[Dataset rows]

:::::

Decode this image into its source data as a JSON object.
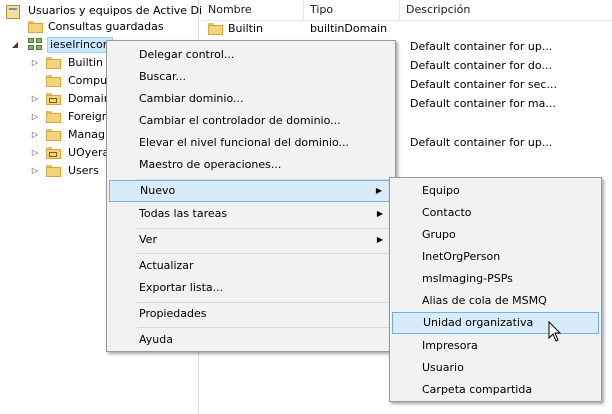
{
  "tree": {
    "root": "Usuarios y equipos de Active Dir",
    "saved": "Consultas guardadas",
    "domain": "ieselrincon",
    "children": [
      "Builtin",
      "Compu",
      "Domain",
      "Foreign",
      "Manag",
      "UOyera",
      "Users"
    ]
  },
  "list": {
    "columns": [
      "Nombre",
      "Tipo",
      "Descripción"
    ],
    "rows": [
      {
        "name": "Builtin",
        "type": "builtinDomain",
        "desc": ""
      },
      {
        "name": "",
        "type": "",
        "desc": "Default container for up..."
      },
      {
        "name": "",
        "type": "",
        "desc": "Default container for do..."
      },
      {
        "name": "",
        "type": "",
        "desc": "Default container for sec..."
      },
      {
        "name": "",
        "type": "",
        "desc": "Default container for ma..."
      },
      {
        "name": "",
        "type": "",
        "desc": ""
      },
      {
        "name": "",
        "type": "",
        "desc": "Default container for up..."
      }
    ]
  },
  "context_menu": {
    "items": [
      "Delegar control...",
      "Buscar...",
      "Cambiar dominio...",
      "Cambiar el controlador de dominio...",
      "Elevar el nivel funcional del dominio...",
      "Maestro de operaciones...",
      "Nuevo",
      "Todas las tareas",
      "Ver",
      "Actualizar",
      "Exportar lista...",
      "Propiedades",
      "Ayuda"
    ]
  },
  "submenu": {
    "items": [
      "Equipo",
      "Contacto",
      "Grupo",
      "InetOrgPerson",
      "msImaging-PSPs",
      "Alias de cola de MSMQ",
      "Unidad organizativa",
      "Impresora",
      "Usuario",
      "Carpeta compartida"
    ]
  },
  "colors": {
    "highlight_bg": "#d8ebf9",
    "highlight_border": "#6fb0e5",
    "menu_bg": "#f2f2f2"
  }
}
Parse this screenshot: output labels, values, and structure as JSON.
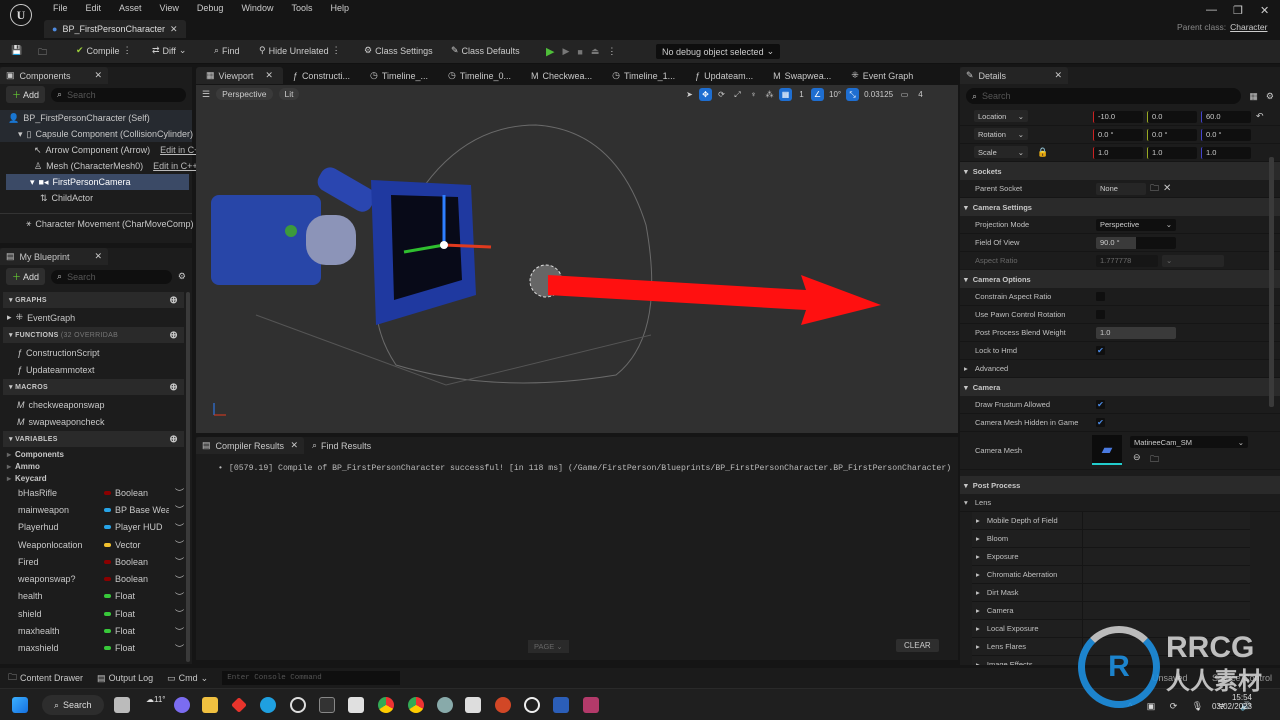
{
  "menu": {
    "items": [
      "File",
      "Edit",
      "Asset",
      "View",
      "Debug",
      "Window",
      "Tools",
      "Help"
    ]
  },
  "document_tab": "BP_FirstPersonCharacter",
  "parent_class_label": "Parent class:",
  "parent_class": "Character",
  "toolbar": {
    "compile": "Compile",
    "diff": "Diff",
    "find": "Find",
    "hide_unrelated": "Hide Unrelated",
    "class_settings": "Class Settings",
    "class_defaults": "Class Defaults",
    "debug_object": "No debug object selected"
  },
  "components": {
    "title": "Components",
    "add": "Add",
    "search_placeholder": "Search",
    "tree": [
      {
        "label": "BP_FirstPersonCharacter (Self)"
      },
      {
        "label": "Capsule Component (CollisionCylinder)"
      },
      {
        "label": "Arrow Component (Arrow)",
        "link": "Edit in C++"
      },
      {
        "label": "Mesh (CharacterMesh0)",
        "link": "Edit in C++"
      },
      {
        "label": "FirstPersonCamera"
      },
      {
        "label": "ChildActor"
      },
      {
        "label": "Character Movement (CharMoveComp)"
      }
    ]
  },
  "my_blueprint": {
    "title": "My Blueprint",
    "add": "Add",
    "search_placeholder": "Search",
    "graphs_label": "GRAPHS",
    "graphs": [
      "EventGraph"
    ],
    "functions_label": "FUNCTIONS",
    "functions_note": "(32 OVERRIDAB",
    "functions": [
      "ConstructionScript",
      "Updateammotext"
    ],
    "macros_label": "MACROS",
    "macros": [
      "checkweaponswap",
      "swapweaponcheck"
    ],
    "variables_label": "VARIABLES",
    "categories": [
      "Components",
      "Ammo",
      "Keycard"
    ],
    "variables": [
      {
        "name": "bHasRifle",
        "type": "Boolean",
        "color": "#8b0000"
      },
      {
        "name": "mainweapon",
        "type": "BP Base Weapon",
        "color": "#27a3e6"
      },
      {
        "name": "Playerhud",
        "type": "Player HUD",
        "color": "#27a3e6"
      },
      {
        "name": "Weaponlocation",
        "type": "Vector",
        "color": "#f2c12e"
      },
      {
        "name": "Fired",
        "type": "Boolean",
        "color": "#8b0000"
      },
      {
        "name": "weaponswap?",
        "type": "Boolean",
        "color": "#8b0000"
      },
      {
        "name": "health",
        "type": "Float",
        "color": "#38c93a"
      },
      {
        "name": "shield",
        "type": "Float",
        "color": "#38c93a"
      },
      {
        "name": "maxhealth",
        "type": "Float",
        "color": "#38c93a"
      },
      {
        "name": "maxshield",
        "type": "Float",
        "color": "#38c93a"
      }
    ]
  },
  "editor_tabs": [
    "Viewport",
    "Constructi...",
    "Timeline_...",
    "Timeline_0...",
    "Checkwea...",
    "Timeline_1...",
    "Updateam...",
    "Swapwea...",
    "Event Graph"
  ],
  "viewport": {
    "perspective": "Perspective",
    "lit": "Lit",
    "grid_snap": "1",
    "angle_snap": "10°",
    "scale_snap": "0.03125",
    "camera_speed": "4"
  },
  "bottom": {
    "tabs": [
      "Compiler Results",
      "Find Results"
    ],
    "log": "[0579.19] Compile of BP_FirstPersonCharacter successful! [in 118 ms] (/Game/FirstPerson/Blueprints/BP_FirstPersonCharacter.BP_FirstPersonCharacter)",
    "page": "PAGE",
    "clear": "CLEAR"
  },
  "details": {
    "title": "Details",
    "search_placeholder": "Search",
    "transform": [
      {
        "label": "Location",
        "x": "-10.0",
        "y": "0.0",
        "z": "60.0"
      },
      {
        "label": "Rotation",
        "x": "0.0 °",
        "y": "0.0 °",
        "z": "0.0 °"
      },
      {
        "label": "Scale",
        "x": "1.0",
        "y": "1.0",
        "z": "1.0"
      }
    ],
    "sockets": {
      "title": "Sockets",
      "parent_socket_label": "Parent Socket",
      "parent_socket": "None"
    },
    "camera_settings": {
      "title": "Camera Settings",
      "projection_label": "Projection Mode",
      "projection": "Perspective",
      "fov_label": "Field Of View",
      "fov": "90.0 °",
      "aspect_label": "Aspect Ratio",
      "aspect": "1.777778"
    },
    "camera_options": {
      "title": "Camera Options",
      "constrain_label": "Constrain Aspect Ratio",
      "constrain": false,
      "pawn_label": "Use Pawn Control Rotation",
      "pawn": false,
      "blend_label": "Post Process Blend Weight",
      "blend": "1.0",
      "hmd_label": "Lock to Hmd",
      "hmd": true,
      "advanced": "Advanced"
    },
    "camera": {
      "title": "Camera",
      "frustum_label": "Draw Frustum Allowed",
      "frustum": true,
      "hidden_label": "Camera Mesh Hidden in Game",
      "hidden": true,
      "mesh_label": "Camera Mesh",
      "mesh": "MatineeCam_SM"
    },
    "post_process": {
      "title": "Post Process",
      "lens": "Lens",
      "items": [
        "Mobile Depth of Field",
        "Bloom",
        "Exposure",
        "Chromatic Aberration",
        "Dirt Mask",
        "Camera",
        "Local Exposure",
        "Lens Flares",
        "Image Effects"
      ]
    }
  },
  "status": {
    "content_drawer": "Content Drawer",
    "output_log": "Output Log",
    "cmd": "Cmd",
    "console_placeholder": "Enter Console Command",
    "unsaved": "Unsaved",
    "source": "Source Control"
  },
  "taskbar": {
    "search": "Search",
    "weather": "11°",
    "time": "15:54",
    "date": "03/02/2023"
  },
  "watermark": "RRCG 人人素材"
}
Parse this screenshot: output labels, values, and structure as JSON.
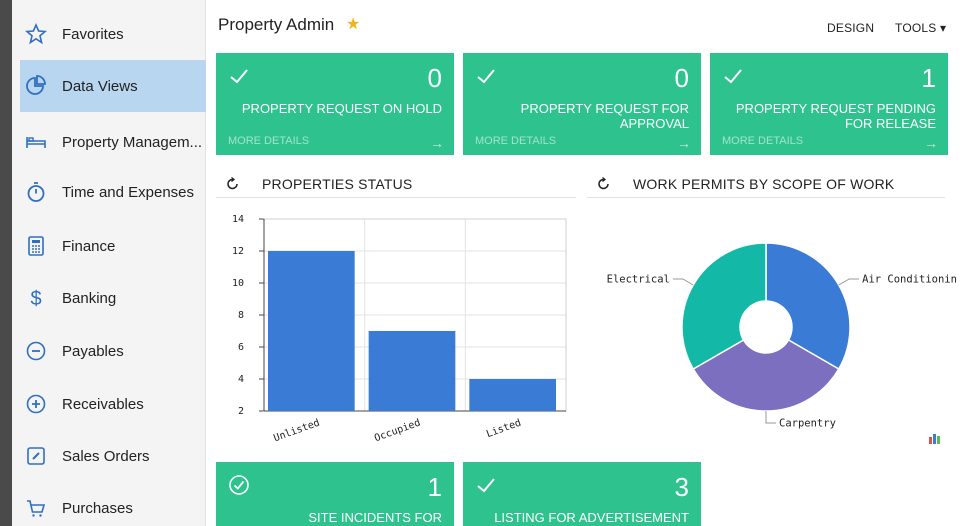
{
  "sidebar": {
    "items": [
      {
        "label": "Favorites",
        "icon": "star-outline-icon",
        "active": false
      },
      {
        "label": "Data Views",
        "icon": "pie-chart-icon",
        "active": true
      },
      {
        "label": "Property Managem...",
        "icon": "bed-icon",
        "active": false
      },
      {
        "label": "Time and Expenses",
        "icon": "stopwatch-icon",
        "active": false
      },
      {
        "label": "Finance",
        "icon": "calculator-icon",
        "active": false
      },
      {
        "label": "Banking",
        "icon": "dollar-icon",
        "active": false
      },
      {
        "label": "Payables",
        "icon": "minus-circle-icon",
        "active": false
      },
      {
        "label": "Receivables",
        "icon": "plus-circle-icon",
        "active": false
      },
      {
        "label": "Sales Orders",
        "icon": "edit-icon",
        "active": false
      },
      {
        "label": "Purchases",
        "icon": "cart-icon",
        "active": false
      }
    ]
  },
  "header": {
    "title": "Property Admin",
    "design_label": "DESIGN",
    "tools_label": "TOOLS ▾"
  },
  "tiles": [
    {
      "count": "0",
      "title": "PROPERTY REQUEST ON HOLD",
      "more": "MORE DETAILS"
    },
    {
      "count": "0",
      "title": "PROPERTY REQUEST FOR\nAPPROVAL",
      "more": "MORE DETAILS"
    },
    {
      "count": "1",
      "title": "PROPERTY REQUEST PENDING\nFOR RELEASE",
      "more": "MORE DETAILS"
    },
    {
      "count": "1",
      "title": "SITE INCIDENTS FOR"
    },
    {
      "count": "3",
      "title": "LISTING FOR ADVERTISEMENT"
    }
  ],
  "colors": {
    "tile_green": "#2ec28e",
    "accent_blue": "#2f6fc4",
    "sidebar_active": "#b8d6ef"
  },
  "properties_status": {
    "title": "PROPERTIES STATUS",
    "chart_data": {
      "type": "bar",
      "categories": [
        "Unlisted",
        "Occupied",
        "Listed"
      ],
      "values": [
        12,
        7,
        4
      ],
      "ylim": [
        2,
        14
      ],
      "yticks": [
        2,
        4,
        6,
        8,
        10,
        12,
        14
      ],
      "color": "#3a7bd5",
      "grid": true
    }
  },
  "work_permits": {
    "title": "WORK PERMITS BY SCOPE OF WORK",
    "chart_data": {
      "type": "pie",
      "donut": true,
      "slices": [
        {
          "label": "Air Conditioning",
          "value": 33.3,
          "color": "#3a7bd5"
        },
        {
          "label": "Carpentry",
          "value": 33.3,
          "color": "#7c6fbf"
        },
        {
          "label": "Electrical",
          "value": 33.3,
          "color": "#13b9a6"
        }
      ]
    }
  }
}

:::::

▶ **STATED PROBLEM**: Report each line in the preceding entries that holds the string "dominio".

▶ **SOLUTION FOR THIS EXERCISE**:
      "Cambiar dominio...",
      "Cambiar el controlador de dominio...",
      "Elevar el nivel funcional del dominio...",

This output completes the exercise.